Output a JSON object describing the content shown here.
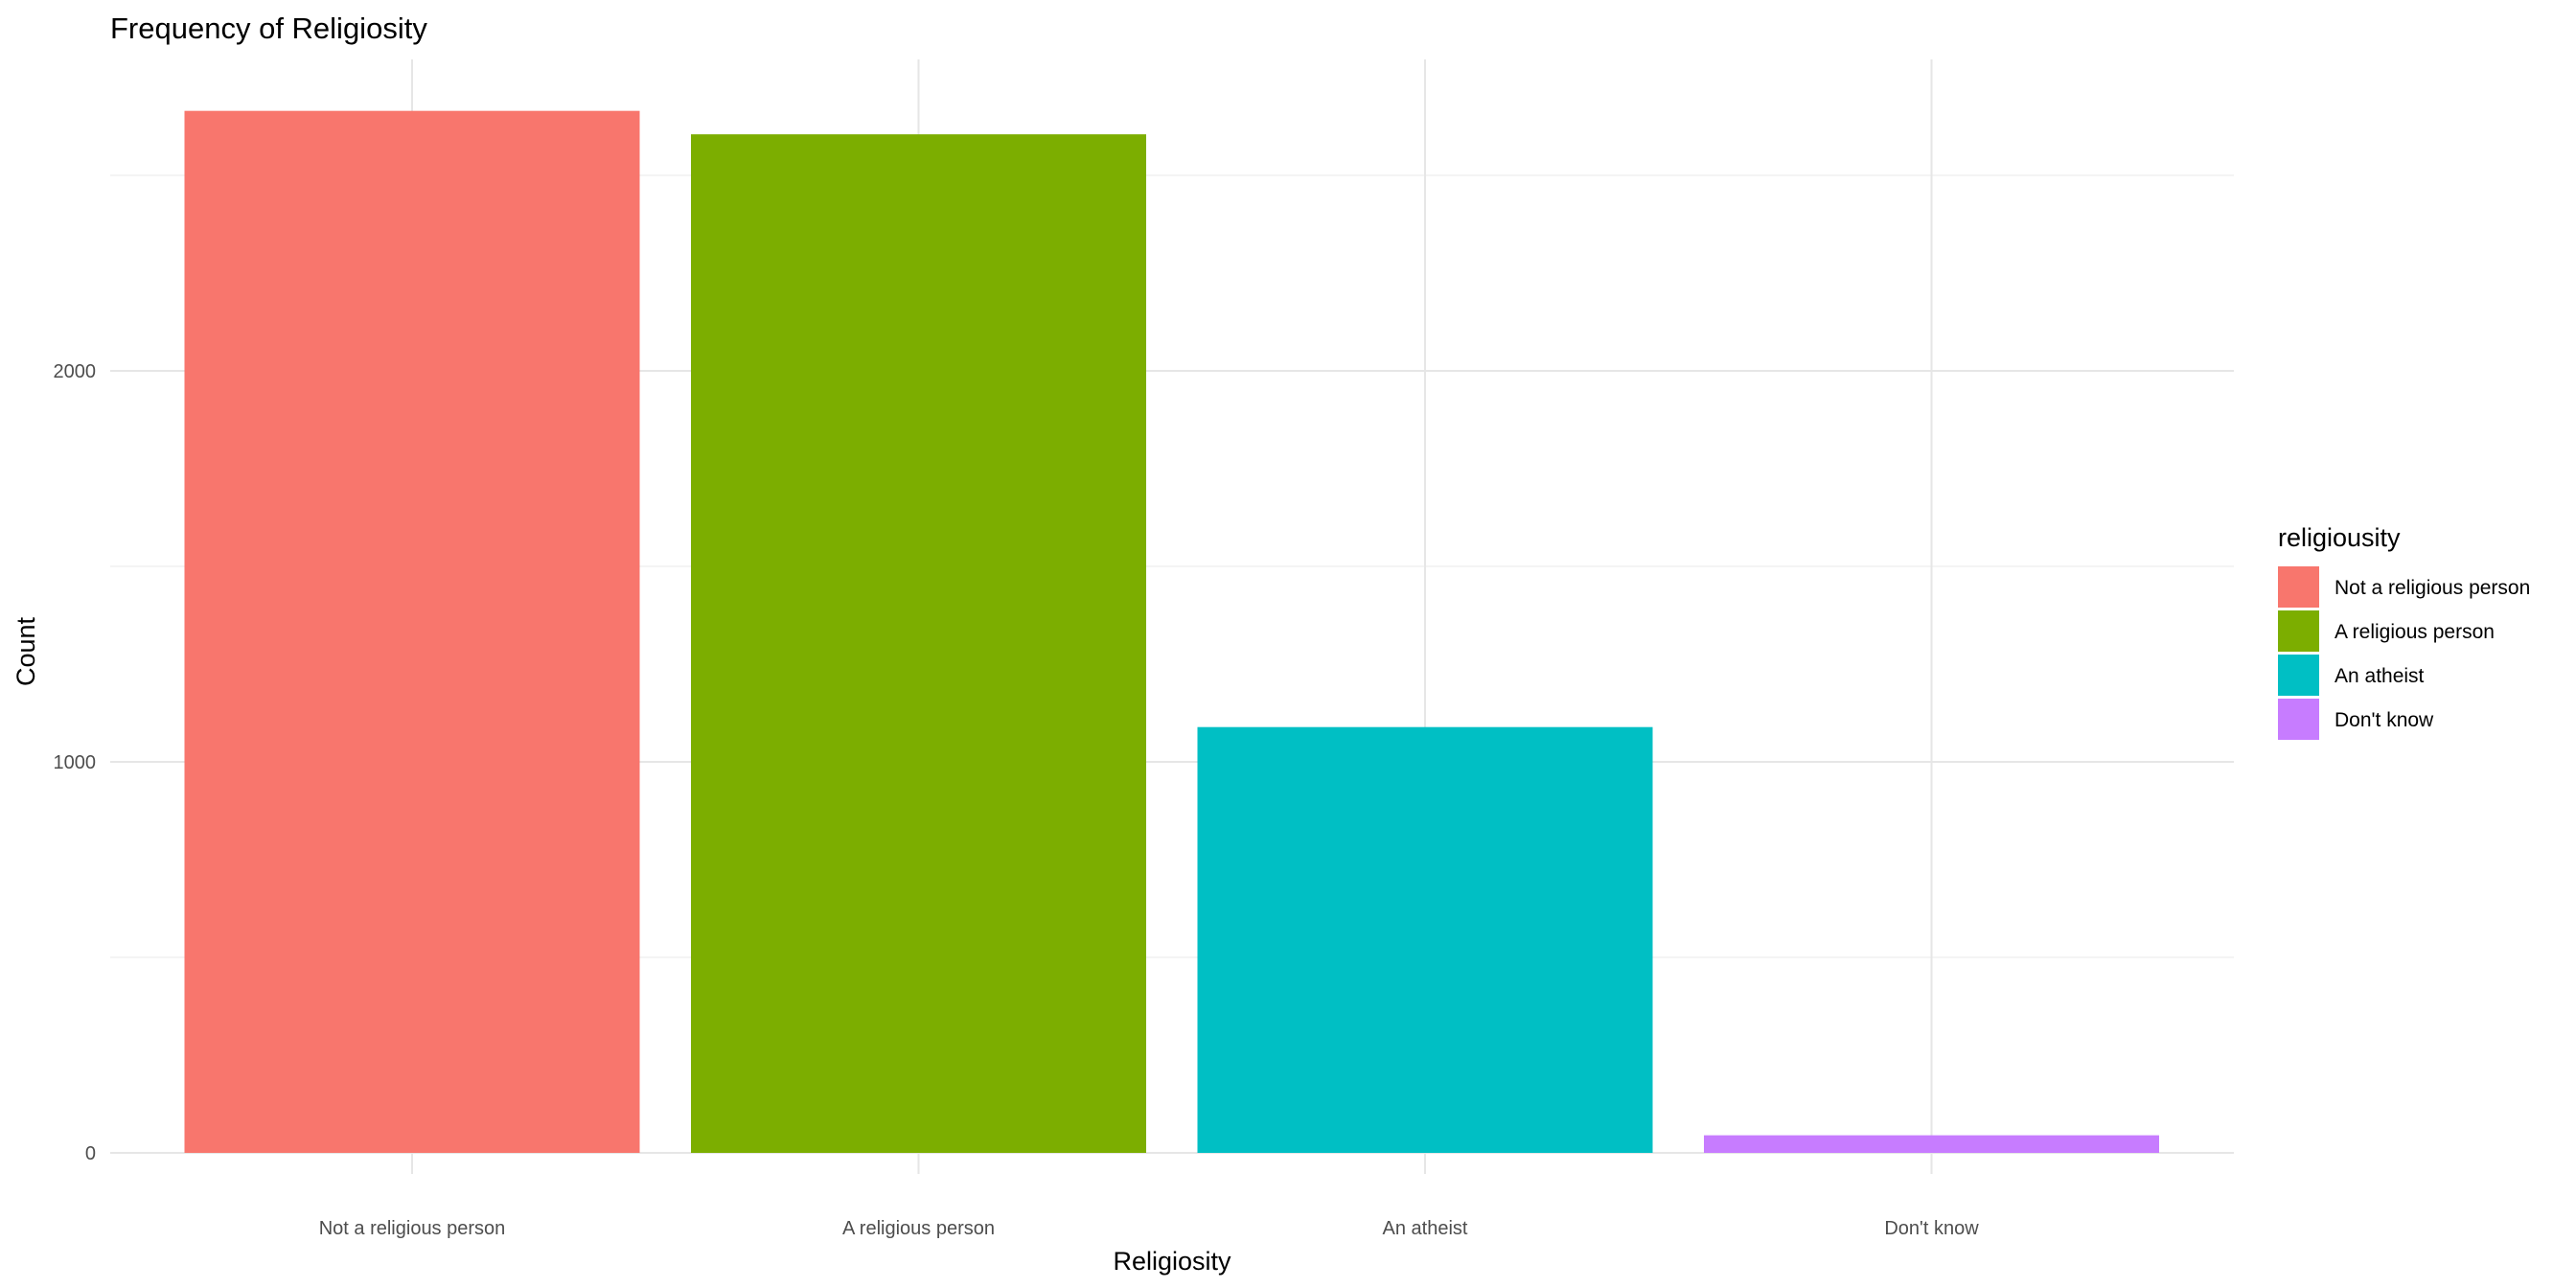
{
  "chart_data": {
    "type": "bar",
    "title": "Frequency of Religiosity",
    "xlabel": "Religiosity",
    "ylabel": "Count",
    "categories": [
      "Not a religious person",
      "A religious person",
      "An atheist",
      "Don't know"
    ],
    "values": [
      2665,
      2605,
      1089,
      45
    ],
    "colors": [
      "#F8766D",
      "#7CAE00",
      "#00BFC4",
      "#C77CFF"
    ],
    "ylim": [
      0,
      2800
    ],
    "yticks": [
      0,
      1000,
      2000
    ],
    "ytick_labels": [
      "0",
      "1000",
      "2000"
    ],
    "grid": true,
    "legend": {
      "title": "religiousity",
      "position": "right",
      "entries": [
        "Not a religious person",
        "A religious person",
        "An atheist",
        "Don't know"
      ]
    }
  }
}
= = =
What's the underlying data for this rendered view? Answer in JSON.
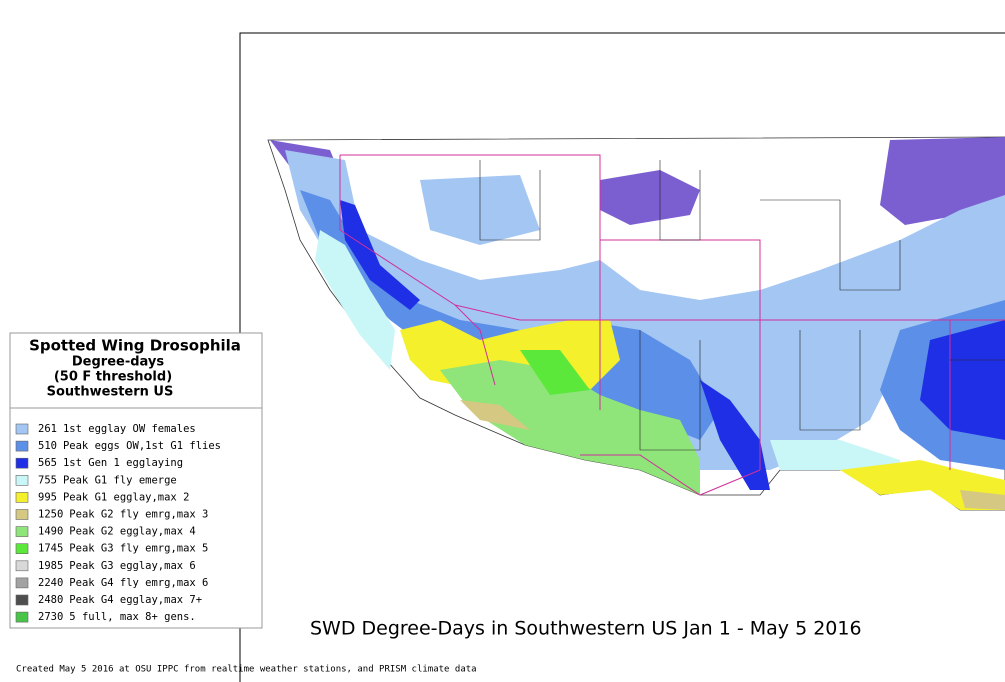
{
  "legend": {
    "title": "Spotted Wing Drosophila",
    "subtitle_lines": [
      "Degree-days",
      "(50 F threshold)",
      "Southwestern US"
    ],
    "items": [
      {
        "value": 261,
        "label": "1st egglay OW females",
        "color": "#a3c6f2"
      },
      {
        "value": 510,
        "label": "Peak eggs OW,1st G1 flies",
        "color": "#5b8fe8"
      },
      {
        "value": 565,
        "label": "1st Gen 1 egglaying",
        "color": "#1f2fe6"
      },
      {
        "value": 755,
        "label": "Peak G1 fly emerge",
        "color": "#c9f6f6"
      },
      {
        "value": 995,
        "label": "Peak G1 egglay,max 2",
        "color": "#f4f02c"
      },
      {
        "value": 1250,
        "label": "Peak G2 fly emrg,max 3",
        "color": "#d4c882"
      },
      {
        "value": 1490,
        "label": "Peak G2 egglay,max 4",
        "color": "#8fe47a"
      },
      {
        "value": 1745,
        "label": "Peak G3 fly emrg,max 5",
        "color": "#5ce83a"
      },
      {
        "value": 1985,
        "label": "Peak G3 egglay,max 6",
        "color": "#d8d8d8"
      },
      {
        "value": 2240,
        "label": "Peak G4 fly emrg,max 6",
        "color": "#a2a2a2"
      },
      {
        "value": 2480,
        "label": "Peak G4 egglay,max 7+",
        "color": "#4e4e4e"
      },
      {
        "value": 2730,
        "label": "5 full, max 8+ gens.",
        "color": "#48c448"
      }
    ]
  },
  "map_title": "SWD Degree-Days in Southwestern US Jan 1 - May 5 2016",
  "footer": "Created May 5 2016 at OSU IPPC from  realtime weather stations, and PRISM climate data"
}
= = =
Given instruction — Select from the material above each line in which the string "emrg" appears, and list those lines.

Result of the exercise —
        "label": "Peak G2 fly emrg,max 3",
        "label": "Peak G3 fly emrg,max 5",
        "label": "Peak G4 fly emrg,max 6",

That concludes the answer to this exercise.